### The input
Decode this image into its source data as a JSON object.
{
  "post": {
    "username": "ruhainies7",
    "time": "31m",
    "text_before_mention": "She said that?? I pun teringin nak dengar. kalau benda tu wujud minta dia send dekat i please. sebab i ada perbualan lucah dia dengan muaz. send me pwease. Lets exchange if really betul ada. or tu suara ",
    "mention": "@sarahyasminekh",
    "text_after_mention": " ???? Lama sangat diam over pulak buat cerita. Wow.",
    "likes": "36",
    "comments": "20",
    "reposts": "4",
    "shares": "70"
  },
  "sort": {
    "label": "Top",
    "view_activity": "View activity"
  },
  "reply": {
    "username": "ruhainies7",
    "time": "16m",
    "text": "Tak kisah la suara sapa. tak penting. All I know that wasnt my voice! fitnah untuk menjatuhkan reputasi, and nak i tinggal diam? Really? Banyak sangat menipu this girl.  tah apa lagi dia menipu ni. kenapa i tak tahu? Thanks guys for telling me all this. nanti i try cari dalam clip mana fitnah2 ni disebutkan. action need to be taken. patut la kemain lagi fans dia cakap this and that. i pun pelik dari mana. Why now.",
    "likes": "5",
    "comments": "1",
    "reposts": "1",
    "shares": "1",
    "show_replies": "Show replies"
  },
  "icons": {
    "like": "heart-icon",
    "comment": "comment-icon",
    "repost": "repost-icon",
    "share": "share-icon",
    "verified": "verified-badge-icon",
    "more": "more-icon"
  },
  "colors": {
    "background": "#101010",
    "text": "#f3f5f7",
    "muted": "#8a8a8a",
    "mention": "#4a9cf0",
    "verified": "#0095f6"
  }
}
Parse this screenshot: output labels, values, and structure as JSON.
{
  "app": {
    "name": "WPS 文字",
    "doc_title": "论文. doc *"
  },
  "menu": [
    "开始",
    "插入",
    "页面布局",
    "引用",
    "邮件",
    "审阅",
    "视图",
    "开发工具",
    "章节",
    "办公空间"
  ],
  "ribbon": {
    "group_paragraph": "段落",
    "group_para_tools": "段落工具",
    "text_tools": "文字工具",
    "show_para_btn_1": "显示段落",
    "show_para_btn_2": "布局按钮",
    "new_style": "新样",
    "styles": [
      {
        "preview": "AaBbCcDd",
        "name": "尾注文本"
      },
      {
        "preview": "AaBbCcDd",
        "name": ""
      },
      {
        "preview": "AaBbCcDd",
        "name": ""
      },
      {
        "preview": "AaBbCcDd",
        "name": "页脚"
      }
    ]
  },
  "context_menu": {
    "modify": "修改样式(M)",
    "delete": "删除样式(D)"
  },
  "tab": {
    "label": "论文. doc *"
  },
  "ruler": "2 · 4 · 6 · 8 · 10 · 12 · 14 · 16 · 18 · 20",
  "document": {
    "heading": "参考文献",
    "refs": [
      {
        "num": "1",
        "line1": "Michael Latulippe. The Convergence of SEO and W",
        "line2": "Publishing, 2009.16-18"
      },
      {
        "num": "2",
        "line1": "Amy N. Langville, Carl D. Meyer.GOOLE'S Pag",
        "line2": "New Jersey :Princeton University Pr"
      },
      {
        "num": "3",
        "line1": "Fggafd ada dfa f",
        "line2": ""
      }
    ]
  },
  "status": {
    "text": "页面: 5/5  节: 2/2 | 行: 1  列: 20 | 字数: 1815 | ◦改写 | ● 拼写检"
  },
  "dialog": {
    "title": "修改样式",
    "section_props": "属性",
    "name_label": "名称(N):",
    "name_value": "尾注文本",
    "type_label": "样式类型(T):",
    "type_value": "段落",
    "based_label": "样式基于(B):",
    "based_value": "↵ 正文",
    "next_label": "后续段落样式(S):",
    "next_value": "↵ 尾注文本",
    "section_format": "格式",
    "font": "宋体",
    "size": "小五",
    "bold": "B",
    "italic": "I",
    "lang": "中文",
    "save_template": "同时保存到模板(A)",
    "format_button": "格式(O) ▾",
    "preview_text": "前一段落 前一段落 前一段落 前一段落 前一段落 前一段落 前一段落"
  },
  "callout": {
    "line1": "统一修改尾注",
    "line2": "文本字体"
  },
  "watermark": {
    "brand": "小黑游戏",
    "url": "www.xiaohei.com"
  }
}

### Task instructions
Write out the entire listing exactly.

### Solution to this task
Decode this image into its source data as a JSON object.
{
  "post": {
    "username": "ruhainies7",
    "time": "31m",
    "text_before_mention": "She said that?? I pun teringin nak dengar. kalau benda tu wujud minta dia send dekat i please. sebab i ada perbualan lucah dia dengan muaz. send me pwease. Lets exchange if really betul ada. or tu suara ",
    "mention": "@sarahyasminekh",
    "text_after_mention": " ???? Lama sangat diam over pulak buat cerita. Wow.",
    "likes": "36",
    "comments": "20",
    "reposts": "4",
    "shares": "70"
  },
  "sort": {
    "label": "Top",
    "view_activity": "View activity"
  },
  "reply": {
    "username": "ruhainies7",
    "time": "16m",
    "text": "Tak kisah la suara sapa. tak penting. All I know that wasnt my voice! fitnah untuk menjatuhkan reputasi, and nak i tinggal diam? Really? Banyak sangat menipu this girl.  tah apa lagi dia menipu ni. kenapa i tak tahu? Thanks guys for telling me all this. nanti i try cari dalam clip mana fitnah2 ni disebutkan. action need to be taken. patut la kemain lagi fans dia cakap this and that. i pun pelik dari mana. Why now.",
    "likes": "5",
    "comments": "1",
    "reposts": "1",
    "shares": "1",
    "show_replies": "Show replies"
  },
  "icons": {
    "like": "heart-icon",
    "comment": "comment-icon",
    "repost": "repost-icon",
    "share": "share-icon",
    "verified": "verified-badge-icon",
    "more": "more-icon"
  },
  "colors": {
    "background": "#101010",
    "text": "#f3f5f7",
    "muted": "#8a8a8a",
    "mention": "#4a9cf0",
    "verified": "#0095f6"
  }
}
Parse this screenshot: output labels, values, and structure as JSON.
{
  "app": {
    "name": "WPS 文字",
    "doc_title": "论文. doc *"
  },
  "menu": [
    "开始",
    "插入",
    "页面布局",
    "引用",
    "邮件",
    "审阅",
    "视图",
    "开发工具",
    "章节",
    "办公空间"
  ],
  "ribbon": {
    "group_paragraph": "段落",
    "group_para_tools": "段落工具",
    "text_tools": "文字工具",
    "show_para_btn_1": "显示段落",
    "show_para_btn_2": "布局按钮",
    "new_style": "新样",
    "styles": [
      {
        "preview": "AaBbCcDd",
        "name": "尾注文本"
      },
      {
        "preview": "AaBbCcDd",
        "name": ""
      },
      {
        "preview": "AaBbCcDd",
        "name": ""
      },
      {
        "preview": "AaBbCcDd",
        "name": "页脚"
      }
    ]
  },
  "context_menu": {
    "modify": "修改样式(M)",
    "delete": "删除样式(D)"
  },
  "tab": {
    "label": "论文. doc *"
  },
  "ruler": "2 · 4 · 6 · 8 · 10 · 12 · 14 · 16 · 18 · 20",
  "document": {
    "heading": "参考文献",
    "refs": [
      {
        "num": "1",
        "line1": "Michael Latulippe. The Convergence of SEO and W",
        "line2": "Publishing, 2009.16-18"
      },
      {
        "num": "2",
        "line1": "Amy N. Langville, Carl D. Meyer.GOOLE'S Pag",
        "line2": "New Jersey :Princeton University Pr"
      },
      {
        "num": "3",
        "line1": "Fggafd ada dfa f",
        "line2": ""
      }
    ]
  },
  "status": {
    "text": "页面: 5/5  节: 2/2 | 行: 1  列: 20 | 字数: 1815 | ◦改写 | ● 拼写检"
  },
  "dialog": {
    "title": "修改样式",
    "section_props": "属性",
    "name_label": "名称(N):",
    "name_value": "尾注文本",
    "type_label": "样式类型(T):",
    "type_value": "段落",
    "based_label": "样式基于(B):",
    "based_value": "↵ 正文",
    "next_label": "后续段落样式(S):",
    "next_value": "↵ 尾注文本",
    "section_format": "格式",
    "font": "宋体",
    "size": "小五",
    "bold": "B",
    "italic": "I",
    "lang": "中文",
    "save_template": "同时保存到模板(A)",
    "format_button": "格式(O) ▾",
    "preview_text": "前一段落 前一段落 前一段落 前一段落 前一段落 前一段落 前一段落"
  },
  "callout": {
    "line1": "统一修改尾注",
    "line2": "文本字体"
  },
  "watermark": {
    "brand": "小黑游戏",
    "url": "www.xiaohei.com"
  }
}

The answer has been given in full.